Goal —
Exactly reproduce the lines from the one holding "Type out the text in this image." through the final line of the listing below, with both ends included and nothing else.

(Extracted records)
________________________

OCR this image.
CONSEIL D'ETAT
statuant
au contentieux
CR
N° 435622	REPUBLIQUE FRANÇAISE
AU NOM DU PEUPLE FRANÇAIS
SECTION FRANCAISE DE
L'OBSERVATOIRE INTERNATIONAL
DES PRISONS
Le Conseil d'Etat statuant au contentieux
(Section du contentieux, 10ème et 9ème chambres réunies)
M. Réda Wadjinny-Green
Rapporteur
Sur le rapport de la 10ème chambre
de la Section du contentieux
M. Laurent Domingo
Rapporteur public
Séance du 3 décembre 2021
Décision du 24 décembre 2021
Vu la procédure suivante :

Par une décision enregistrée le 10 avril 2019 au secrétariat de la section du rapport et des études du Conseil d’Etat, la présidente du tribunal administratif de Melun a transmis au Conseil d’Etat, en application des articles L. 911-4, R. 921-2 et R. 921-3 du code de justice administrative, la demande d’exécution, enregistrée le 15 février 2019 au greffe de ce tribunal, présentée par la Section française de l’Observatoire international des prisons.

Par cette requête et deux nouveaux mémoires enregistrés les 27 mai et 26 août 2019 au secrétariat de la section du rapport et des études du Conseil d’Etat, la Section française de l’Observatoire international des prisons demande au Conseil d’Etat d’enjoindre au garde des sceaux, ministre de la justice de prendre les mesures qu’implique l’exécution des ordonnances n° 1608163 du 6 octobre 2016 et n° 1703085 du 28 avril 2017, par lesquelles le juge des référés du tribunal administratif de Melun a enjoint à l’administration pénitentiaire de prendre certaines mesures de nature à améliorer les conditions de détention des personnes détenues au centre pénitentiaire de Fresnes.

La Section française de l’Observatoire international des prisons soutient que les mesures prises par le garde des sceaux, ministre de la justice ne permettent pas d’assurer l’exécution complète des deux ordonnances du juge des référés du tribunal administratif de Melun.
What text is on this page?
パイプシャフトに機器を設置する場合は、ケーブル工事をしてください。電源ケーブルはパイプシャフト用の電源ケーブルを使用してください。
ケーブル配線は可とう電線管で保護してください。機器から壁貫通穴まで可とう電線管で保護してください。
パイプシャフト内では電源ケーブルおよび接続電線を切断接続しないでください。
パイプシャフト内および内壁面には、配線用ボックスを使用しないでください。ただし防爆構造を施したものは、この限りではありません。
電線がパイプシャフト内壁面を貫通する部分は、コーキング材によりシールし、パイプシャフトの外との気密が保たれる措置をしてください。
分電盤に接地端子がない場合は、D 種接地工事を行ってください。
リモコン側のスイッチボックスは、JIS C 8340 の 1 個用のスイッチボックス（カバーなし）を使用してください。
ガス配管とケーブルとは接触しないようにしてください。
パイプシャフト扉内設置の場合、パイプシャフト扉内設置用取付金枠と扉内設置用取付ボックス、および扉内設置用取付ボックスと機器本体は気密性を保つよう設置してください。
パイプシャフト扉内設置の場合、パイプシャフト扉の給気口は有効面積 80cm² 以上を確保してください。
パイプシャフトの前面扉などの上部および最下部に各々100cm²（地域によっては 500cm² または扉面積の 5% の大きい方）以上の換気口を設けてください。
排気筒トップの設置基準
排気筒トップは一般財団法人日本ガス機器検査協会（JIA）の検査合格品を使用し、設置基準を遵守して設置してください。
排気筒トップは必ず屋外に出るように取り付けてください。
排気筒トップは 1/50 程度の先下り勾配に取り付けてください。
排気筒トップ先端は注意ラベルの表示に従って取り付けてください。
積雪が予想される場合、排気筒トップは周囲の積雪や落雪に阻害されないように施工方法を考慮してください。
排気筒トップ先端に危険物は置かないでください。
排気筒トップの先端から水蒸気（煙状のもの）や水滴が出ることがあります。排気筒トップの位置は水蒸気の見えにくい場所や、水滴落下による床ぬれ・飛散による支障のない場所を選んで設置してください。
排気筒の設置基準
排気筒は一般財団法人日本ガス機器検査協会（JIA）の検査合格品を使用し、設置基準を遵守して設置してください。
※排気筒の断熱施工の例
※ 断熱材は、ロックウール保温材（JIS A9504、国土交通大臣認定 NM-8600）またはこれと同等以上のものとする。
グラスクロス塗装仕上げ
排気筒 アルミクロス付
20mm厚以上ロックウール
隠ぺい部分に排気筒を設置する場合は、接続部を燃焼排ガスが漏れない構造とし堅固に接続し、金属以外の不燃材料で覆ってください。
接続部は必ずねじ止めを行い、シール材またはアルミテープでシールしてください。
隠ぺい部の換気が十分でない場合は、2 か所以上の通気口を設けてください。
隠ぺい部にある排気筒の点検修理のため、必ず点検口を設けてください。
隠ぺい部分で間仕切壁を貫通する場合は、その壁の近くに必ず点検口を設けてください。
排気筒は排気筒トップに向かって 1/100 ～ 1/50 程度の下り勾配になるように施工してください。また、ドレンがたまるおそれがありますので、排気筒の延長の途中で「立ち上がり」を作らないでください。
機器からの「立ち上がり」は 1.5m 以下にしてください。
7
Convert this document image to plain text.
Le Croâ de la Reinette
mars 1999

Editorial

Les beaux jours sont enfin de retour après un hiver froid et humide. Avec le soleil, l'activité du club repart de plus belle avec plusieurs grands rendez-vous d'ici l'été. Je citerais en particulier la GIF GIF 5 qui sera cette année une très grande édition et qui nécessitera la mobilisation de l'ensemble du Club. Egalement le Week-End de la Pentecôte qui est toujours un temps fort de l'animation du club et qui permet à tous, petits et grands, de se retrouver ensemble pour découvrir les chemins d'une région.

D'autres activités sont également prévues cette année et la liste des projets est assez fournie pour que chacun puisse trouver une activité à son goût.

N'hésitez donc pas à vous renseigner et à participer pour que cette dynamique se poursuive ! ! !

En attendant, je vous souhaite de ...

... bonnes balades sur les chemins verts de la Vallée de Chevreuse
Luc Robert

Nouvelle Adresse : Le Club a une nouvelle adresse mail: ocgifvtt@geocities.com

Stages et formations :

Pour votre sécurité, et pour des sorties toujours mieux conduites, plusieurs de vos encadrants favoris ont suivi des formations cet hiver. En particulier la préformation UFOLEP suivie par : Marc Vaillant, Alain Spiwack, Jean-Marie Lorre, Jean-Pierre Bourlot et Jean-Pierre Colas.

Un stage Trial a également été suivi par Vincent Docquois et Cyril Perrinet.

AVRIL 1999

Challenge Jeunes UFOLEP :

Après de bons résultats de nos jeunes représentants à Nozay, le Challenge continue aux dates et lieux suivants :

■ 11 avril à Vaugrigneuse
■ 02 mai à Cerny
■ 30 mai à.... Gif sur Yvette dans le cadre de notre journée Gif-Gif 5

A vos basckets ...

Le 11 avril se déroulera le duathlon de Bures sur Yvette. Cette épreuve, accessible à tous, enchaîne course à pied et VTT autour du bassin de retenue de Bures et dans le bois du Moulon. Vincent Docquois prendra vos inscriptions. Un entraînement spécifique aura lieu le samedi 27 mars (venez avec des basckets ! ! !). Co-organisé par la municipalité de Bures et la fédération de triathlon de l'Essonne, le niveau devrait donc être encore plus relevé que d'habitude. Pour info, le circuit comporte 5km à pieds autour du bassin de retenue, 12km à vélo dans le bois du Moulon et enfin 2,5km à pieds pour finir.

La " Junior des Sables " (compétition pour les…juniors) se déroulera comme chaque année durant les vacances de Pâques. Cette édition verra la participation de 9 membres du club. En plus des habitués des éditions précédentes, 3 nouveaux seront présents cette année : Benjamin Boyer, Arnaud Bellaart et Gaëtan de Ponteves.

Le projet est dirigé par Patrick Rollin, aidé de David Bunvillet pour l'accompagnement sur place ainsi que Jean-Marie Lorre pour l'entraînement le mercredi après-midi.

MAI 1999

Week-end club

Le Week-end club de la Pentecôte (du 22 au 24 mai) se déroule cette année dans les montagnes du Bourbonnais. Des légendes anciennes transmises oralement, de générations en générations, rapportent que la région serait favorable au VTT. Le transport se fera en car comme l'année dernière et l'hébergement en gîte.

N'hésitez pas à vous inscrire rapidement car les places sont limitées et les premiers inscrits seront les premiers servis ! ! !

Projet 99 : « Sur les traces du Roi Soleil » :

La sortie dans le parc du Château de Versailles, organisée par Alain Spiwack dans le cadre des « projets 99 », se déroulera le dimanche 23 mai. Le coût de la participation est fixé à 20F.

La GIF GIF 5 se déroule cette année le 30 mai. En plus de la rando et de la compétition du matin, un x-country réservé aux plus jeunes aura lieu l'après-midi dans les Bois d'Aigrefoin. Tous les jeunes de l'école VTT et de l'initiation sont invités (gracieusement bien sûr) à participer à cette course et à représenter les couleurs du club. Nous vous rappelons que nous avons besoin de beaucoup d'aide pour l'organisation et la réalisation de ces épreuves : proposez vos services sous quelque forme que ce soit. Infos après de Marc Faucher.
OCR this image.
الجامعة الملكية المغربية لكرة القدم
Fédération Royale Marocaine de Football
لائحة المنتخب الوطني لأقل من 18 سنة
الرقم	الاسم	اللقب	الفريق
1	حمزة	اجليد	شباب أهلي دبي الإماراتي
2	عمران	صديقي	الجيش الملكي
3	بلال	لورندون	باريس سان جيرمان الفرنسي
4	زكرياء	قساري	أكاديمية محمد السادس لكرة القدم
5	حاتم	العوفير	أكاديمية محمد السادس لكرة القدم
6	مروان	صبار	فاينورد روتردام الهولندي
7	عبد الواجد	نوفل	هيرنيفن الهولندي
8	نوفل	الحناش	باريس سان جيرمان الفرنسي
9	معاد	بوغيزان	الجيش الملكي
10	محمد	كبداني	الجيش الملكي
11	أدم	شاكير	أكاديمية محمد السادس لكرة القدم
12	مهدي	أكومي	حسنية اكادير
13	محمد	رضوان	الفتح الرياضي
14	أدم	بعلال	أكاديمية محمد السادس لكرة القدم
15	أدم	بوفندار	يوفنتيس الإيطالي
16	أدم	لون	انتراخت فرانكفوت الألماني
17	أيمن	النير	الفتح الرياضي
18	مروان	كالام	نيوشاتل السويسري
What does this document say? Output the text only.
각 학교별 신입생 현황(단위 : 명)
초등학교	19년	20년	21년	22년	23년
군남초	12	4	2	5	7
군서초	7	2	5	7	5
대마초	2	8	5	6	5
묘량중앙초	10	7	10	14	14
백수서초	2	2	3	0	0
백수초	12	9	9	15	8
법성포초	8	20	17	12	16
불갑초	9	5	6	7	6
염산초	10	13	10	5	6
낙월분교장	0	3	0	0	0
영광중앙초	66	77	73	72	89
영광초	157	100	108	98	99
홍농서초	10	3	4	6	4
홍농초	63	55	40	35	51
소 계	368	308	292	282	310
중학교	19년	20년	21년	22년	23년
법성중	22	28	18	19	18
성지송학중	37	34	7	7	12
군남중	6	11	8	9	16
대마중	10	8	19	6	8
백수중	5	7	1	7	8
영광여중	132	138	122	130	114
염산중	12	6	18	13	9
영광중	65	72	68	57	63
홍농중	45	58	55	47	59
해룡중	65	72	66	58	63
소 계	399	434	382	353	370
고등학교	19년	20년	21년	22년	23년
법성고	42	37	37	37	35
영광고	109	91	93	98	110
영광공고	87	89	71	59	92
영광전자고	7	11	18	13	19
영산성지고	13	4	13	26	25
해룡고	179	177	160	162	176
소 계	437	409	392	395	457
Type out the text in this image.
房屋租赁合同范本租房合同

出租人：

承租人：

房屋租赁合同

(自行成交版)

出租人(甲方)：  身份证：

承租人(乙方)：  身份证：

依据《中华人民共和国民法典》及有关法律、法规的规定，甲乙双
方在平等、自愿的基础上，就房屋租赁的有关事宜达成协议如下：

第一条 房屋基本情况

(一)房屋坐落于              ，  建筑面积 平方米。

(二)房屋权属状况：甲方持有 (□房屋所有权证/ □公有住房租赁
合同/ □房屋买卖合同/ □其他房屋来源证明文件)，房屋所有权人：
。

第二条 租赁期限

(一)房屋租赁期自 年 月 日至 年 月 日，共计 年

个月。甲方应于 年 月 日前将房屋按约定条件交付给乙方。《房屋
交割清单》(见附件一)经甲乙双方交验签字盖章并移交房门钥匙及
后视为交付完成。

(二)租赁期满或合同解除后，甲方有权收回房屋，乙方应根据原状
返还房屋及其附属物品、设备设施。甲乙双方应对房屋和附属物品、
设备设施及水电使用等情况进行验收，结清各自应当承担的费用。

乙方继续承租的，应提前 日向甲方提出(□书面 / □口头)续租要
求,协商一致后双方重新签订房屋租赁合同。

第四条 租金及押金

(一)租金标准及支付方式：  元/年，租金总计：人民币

________________________

Reply —
Type out the text in this image.
房屋租赁合同范本租房合同

出租人：

承租人：

房屋租赁合同

(自行成交版)

出租人(甲方)：  身份证：

承租人(乙方)：  身份证：

依据《中华人民共和国民法典》及有关法律、法规的规定，甲乙双
方在平等、自愿的基础上，就房屋租赁的有关事宜达成协议如下：

第一条 房屋基本情况

(一)房屋坐落于              ，  建筑面积 平方米。

(二)房屋权属状况：甲方持有 (□房屋所有权证/ □公有住房租赁
合同/ □房屋买卖合同/ □其他房屋来源证明文件)，房屋所有权人：
。

第二条 租赁期限

(一)房屋租赁期自 年 月 日至 年 月 日，共计 年

个月。甲方应于 年 月 日前将房屋按约定条件交付给乙方。《房屋
交割清单》(见附件一)经甲乙双方交验签字盖章并移交房门钥匙及
后视为交付完成。

(二)租赁期满或合同解除后，甲方有权收回房屋，乙方应根据原状
返还房屋及其附属物品、设备设施。甲乙双方应对房屋和附属物品、
设备设施及水电使用等情况进行验收，结清各自应当承担的费用。

乙方继续承租的，应提前 日向甲方提出(□书面 / □口头)续租要
求,协商一致后双方重新签订房屋租赁合同。

第四条 租金及押金

(一)租金标准及支付方式：  元/年，租金总计：人民币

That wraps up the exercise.